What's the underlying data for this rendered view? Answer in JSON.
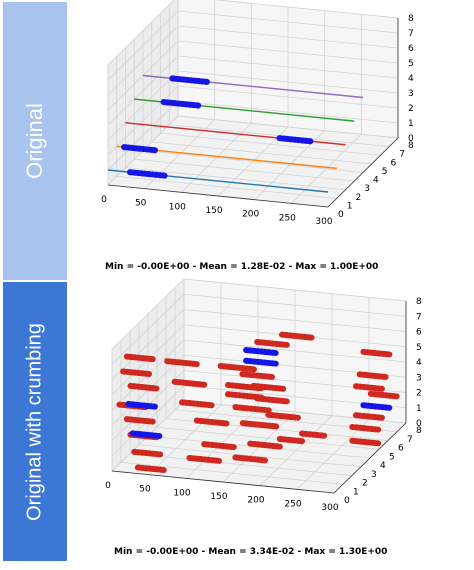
{
  "panels": [
    {
      "side_label": "Original",
      "stats": "Min = -0.00E+00 - Mean = 1.28E-02 - Max = 1.00E+00"
    },
    {
      "side_label": "Original with crumbing",
      "stats": "Min = -0.00E+00 - Mean = 3.34E-02 - Max = 1.30E+00"
    }
  ],
  "colors": {
    "tab_original": "#a8c3ee",
    "tab_crumbing": "#3d77d6",
    "highlight": "#1515e8",
    "crumb": "#d0281e"
  },
  "chart_data": [
    {
      "type": "line3d",
      "title": "",
      "x_ticks": [
        "0",
        "50",
        "100",
        "150",
        "200",
        "250",
        "300"
      ],
      "y_ticks": [
        "0",
        "1",
        "2",
        "3",
        "4",
        "5",
        "6",
        "7",
        "8"
      ],
      "z_ticks": [
        "0",
        "1",
        "2",
        "3",
        "4",
        "5",
        "6",
        "7",
        "8"
      ],
      "xlim": [
        0,
        300
      ],
      "ylim": [
        0,
        8
      ],
      "zlim": [
        0,
        8
      ],
      "grid": true,
      "series": [
        {
          "y": 0,
          "z": 1,
          "x": [
            0,
            300
          ],
          "color": "#1f77b4",
          "highlight": [
            [
              30,
              80
            ]
          ]
        },
        {
          "y": 1,
          "z": 2,
          "x": [
            0,
            300
          ],
          "color": "#ff7f0e",
          "highlight": [
            [
              10,
              55
            ]
          ]
        },
        {
          "y": 2,
          "z": 3,
          "x": [
            0,
            300
          ],
          "color": "#d62728",
          "highlight": [
            [
              210,
              255
            ]
          ]
        },
        {
          "y": 3,
          "z": 4,
          "x": [
            0,
            300
          ],
          "color": "#2ca02c",
          "highlight": [
            [
              40,
              90
            ]
          ]
        },
        {
          "y": 4,
          "z": 5,
          "x": [
            0,
            300
          ],
          "color": "#9467bd",
          "highlight": [
            [
              40,
              90
            ]
          ]
        }
      ]
    },
    {
      "type": "scatter3d",
      "title": "",
      "x_ticks": [
        "0",
        "50",
        "100",
        "150",
        "200",
        "250",
        "300"
      ],
      "y_ticks": [
        "0",
        "1",
        "2",
        "3",
        "4",
        "5",
        "6",
        "7",
        "8"
      ],
      "z_ticks": [
        "0",
        "1",
        "2",
        "3",
        "4",
        "5",
        "6",
        "7",
        "8"
      ],
      "xlim": [
        0,
        300
      ],
      "ylim": [
        0,
        8
      ],
      "zlim": [
        0,
        8
      ],
      "grid": true,
      "segments": [
        {
          "x": [
            20,
            55
          ],
          "y": 0,
          "z": 7.6,
          "c": "crumb"
        },
        {
          "x": [
            15,
            50
          ],
          "y": 0,
          "z": 6.6,
          "c": "crumb"
        },
        {
          "x": [
            25,
            60
          ],
          "y": 0,
          "z": 5.7,
          "c": "crumb"
        },
        {
          "x": [
            10,
            45
          ],
          "y": 0,
          "z": 4.4,
          "c": "crumb"
        },
        {
          "x": [
            20,
            55
          ],
          "y": 0,
          "z": 3.5,
          "c": "crumb"
        },
        {
          "x": [
            25,
            60
          ],
          "y": 0,
          "z": 2.5,
          "c": "crumb"
        },
        {
          "x": [
            30,
            65
          ],
          "y": 0,
          "z": 1.4,
          "c": "crumb"
        },
        {
          "x": [
            35,
            70
          ],
          "y": 0,
          "z": 0.4,
          "c": "crumb"
        },
        {
          "x": [
            22,
            58
          ],
          "y": 0,
          "z": 4.5,
          "c": "highlight"
        },
        {
          "x": [
            28,
            64
          ],
          "y": 0,
          "z": 2.6,
          "c": "highlight"
        },
        {
          "x": [
            60,
            100
          ],
          "y": 1.2,
          "z": 6.8,
          "c": "crumb"
        },
        {
          "x": [
            70,
            110
          ],
          "y": 1.2,
          "z": 5.5,
          "c": "crumb"
        },
        {
          "x": [
            80,
            120
          ],
          "y": 1.2,
          "z": 4.2,
          "c": "crumb"
        },
        {
          "x": [
            100,
            140
          ],
          "y": 1.2,
          "z": 3.1,
          "c": "crumb"
        },
        {
          "x": [
            110,
            150
          ],
          "y": 1.2,
          "z": 1.6,
          "c": "crumb"
        },
        {
          "x": [
            90,
            130
          ],
          "y": 1.2,
          "z": 0.6,
          "c": "crumb"
        },
        {
          "x": [
            120,
            165
          ],
          "y": 2.2,
          "z": 6.2,
          "c": "crumb"
        },
        {
          "x": [
            130,
            175
          ],
          "y": 2.2,
          "z": 5.0,
          "c": "crumb"
        },
        {
          "x": [
            130,
            175
          ],
          "y": 2.2,
          "z": 4.4,
          "c": "crumb"
        },
        {
          "x": [
            140,
            185
          ],
          "y": 2.2,
          "z": 3.6,
          "c": "crumb"
        },
        {
          "x": [
            150,
            195
          ],
          "y": 2.2,
          "z": 2.6,
          "c": "crumb"
        },
        {
          "x": [
            160,
            200
          ],
          "y": 2.2,
          "z": 1.3,
          "c": "crumb"
        },
        {
          "x": [
            140,
            180
          ],
          "y": 2.2,
          "z": 0.3,
          "c": "crumb"
        },
        {
          "x": [
            200,
            230
          ],
          "y": 2.2,
          "z": 1.8,
          "c": "crumb"
        },
        {
          "x": [
            230,
            260
          ],
          "y": 2.2,
          "z": 2.3,
          "c": "crumb"
        },
        {
          "x": [
            150,
            190
          ],
          "y": 3.8,
          "z": 7.0,
          "c": "crumb"
        },
        {
          "x": [
            135,
            175
          ],
          "y": 3.8,
          "z": 6.4,
          "c": "highlight"
        },
        {
          "x": [
            135,
            175
          ],
          "y": 3.8,
          "z": 5.7,
          "c": "highlight"
        },
        {
          "x": [
            130,
            170
          ],
          "y": 3.8,
          "z": 4.8,
          "c": "crumb"
        },
        {
          "x": [
            145,
            185
          ],
          "y": 3.8,
          "z": 4.1,
          "c": "crumb"
        },
        {
          "x": [
            150,
            190
          ],
          "y": 3.8,
          "z": 3.3,
          "c": "crumb"
        },
        {
          "x": [
            165,
            205
          ],
          "y": 3.8,
          "z": 2.3,
          "c": "crumb"
        },
        {
          "x": [
            175,
            215
          ],
          "y": 4.5,
          "z": 7.2,
          "c": "crumb"
        },
        {
          "x": [
            285,
            320
          ],
          "y": 4.5,
          "z": 6.6,
          "c": "crumb"
        },
        {
          "x": [
            280,
            315
          ],
          "y": 4.5,
          "z": 5.1,
          "c": "crumb"
        },
        {
          "x": [
            275,
            310
          ],
          "y": 4.5,
          "z": 4.3,
          "c": "crumb"
        },
        {
          "x": [
            295,
            330
          ],
          "y": 4.5,
          "z": 3.9,
          "c": "crumb"
        },
        {
          "x": [
            285,
            320
          ],
          "y": 4.5,
          "z": 3.1,
          "c": "highlight"
        },
        {
          "x": [
            275,
            310
          ],
          "y": 4.5,
          "z": 2.4,
          "c": "crumb"
        },
        {
          "x": [
            270,
            305
          ],
          "y": 4.5,
          "z": 1.6,
          "c": "crumb"
        },
        {
          "x": [
            270,
            305
          ],
          "y": 4.5,
          "z": 0.7,
          "c": "crumb"
        }
      ]
    }
  ]
}
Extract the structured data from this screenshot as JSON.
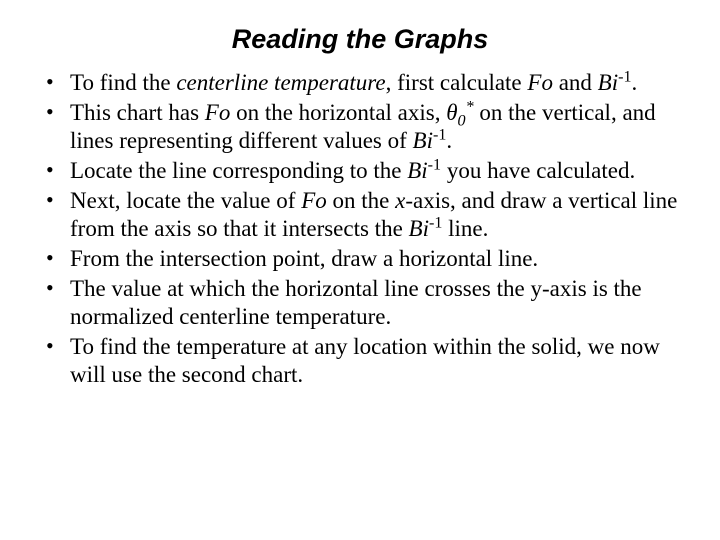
{
  "title": "Reading the Graphs",
  "bullets": {
    "b1": {
      "t1": "To find the ",
      "t2": "centerline temperature",
      "t3": ", first calculate ",
      "t4": "Fo",
      "t5": " and ",
      "t6": "Bi",
      "t7": "-1",
      "t8": "."
    },
    "b2": {
      "t1": "This chart has ",
      "t2": "Fo",
      "t3": " on the horizontal axis, ",
      "t4": "θ",
      "t5": "0",
      "t6": "*",
      "t7": " on the vertical, and lines representing different values of ",
      "t8": "Bi",
      "t9": "-1",
      "t10": "."
    },
    "b3": {
      "t1": "Locate the line corresponding to the ",
      "t2": "Bi",
      "t3": "-1",
      "t4": " you have calculated."
    },
    "b4": {
      "t1": "Next, locate the value of ",
      "t2": "Fo",
      "t3": " on the ",
      "t4": "x",
      "t5": "-axis, and draw a vertical line from the axis so that it intersects the ",
      "t6": "Bi",
      "t7": "-1",
      "t8": " line."
    },
    "b5": {
      "t1": "From the intersection point, draw a horizontal line."
    },
    "b6": {
      "t1": "The value at which the horizontal line crosses the y-axis is the normalized centerline temperature."
    },
    "b7": {
      "t1": "To find the temperature at any location within the solid, we now will use the second chart."
    }
  }
}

**WHAT YOU WILL DO**
From the data above, gather every line that includes the word "vertical".

**WRITTEN SOLUTION**
      "t7": " on the vertical, and lines representing different values of ",
      "t5": "-axis, and draw a vertical line from the axis so that it intersects the ",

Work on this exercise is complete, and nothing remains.